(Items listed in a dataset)

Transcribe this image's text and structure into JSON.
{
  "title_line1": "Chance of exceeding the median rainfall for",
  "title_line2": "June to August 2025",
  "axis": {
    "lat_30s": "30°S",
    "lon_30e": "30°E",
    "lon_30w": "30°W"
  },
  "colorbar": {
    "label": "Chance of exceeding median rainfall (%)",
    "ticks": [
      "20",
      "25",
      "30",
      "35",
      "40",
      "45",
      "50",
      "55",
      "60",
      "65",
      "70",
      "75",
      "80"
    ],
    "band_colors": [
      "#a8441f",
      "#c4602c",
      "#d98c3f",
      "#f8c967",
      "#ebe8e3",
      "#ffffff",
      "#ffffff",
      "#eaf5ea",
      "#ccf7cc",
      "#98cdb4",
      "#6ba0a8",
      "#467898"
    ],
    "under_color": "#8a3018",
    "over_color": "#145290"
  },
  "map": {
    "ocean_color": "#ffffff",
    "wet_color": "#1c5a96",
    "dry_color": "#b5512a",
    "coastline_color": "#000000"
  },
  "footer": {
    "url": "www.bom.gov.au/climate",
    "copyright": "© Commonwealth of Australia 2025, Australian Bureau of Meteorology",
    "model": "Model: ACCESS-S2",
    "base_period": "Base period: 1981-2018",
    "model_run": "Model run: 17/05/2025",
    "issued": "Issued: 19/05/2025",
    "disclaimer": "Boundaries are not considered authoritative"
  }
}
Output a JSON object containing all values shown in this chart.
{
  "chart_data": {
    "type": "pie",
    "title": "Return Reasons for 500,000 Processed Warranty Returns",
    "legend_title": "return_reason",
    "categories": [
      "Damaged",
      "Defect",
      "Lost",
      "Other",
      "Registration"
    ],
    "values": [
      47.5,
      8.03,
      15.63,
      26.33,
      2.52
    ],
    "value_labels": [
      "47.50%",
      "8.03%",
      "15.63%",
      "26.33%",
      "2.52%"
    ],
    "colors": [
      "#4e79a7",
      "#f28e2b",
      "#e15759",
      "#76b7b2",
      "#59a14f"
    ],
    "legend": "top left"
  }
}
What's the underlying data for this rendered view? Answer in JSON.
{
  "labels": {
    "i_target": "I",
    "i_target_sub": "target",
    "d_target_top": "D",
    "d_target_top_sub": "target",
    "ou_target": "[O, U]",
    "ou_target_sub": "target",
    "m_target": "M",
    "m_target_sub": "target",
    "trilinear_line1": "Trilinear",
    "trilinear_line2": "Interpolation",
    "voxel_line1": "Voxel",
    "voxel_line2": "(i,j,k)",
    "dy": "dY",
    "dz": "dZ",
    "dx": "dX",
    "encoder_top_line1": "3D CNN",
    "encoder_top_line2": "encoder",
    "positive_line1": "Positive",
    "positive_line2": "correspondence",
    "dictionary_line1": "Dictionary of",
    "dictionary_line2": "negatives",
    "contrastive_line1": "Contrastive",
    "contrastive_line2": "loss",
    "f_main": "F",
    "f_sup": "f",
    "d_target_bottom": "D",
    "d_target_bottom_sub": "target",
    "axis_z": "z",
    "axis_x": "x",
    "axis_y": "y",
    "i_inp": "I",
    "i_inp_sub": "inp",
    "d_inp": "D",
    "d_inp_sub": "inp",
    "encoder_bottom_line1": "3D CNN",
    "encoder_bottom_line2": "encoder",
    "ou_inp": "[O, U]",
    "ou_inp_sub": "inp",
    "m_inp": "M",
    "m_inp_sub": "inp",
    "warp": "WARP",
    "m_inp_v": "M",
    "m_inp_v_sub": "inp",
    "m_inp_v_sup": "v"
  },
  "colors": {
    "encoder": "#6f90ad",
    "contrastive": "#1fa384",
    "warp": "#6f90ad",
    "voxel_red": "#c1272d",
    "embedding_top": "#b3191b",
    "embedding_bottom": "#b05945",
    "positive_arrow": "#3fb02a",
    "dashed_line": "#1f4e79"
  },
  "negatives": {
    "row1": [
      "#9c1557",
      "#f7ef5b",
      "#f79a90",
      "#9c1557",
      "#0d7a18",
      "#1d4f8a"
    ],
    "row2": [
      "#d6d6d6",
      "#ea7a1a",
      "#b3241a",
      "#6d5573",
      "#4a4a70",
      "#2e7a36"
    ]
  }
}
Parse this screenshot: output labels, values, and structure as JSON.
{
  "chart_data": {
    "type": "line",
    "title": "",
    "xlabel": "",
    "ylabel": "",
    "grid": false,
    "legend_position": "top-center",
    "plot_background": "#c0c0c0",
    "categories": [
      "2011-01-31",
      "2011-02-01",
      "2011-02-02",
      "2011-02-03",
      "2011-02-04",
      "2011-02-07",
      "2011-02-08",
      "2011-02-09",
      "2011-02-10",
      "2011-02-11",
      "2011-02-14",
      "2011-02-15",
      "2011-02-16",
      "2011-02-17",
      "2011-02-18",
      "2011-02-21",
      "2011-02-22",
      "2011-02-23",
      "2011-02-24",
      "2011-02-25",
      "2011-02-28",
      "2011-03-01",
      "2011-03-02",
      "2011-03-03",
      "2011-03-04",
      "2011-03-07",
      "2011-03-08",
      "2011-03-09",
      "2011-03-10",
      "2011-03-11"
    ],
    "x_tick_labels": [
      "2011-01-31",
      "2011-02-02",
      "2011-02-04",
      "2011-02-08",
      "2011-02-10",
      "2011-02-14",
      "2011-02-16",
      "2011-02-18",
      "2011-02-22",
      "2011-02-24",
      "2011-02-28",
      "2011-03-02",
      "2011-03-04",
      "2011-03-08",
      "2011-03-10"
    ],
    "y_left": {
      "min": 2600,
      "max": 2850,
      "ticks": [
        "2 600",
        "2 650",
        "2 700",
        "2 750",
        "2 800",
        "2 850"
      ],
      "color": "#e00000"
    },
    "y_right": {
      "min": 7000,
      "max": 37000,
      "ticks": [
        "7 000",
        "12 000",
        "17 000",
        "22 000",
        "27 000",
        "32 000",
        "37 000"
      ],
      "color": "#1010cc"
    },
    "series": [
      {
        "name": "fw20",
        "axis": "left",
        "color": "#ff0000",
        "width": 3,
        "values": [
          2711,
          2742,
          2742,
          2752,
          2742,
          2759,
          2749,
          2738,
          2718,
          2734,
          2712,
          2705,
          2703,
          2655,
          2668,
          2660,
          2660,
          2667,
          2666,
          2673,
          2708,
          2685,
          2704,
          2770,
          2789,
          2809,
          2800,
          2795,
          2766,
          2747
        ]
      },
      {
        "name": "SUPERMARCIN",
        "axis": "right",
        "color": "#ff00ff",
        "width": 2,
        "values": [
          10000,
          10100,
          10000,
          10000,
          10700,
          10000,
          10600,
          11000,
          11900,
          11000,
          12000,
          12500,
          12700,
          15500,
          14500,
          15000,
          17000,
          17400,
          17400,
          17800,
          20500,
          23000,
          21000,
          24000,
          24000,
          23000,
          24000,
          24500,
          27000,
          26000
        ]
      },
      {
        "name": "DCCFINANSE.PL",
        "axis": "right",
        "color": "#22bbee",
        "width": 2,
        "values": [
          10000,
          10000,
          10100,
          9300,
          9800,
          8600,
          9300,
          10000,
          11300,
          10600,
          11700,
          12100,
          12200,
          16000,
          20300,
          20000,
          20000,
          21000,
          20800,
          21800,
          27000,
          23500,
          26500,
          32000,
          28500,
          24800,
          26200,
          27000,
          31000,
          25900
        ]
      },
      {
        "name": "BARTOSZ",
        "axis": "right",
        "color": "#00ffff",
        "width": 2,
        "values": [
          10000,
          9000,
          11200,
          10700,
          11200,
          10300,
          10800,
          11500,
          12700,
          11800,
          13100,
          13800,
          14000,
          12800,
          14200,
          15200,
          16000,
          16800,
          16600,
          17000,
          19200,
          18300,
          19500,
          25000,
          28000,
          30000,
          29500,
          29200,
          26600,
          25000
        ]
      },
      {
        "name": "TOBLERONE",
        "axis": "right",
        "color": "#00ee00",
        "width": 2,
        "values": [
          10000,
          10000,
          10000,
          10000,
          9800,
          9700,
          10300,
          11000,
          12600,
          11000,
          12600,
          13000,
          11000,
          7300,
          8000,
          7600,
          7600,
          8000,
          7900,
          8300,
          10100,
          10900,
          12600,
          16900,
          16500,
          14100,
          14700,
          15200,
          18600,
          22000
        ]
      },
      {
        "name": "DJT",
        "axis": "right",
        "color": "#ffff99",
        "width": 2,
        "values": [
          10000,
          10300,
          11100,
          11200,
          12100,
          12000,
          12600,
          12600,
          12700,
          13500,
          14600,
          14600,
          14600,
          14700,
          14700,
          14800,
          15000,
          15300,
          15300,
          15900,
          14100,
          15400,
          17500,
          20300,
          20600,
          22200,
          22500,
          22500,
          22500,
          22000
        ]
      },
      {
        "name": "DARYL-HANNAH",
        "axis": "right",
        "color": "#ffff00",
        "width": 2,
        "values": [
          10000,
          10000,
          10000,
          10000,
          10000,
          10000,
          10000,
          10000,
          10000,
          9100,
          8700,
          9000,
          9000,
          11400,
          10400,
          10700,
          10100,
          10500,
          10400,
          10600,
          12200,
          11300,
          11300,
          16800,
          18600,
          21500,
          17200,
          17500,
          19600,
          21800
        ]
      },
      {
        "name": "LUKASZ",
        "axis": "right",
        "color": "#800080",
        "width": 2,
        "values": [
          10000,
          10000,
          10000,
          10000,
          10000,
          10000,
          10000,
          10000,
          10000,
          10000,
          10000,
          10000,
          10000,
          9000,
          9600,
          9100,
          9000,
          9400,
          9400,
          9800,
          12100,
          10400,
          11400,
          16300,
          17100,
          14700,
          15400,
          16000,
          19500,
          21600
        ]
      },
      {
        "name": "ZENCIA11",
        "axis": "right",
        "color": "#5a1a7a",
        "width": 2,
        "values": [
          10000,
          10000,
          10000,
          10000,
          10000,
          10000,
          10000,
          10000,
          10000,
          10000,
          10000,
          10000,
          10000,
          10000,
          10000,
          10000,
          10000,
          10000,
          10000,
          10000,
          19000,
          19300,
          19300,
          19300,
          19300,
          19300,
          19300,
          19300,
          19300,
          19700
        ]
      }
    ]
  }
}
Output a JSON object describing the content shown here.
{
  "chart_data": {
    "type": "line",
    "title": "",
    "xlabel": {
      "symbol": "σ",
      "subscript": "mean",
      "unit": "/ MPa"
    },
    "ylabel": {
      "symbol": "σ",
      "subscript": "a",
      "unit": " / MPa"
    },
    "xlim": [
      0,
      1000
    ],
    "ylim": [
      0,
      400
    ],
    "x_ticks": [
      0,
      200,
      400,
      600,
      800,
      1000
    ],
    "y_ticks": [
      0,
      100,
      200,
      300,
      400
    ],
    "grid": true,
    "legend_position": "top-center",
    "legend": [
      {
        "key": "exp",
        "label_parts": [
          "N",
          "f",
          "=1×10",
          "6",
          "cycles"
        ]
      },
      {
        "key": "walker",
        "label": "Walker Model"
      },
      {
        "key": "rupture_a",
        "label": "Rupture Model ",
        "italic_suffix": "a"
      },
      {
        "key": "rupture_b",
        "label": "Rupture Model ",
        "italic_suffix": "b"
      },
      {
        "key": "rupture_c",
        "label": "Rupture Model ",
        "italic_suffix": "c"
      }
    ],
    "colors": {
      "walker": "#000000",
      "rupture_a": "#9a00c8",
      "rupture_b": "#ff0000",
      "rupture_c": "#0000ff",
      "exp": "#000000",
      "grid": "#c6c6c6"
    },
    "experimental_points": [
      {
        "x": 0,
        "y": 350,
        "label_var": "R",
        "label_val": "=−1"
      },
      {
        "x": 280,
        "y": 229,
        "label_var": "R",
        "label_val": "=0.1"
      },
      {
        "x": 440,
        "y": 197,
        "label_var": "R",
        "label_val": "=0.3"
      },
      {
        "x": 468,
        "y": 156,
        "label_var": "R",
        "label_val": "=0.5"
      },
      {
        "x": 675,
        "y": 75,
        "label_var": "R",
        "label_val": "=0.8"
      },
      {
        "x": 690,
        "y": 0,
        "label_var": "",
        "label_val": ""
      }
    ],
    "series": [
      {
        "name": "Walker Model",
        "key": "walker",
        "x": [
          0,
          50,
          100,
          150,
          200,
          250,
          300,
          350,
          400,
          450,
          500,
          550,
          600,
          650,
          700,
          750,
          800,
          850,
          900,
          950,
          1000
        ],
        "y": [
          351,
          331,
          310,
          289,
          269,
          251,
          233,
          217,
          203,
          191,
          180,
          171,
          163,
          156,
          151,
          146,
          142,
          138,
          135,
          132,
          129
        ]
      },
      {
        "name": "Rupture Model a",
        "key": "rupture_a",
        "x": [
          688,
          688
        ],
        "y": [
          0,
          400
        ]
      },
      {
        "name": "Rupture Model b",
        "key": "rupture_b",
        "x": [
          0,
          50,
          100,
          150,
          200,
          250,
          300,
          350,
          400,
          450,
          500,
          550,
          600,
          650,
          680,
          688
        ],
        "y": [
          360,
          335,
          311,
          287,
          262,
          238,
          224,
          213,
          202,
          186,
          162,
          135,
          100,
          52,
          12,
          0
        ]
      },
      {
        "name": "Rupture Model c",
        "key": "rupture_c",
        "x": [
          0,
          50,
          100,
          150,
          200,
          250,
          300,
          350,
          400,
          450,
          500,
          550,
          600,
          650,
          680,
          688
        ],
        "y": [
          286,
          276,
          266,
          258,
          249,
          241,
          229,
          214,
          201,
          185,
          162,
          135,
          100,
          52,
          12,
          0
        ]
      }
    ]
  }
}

*Direction*.
Gather each line of the listing that holds the string "median".

*Exercise result*.
  "title_line1": "Chance of exceeding the median rainfall for",
    "label": "Chance of exceeding median rainfall (%)",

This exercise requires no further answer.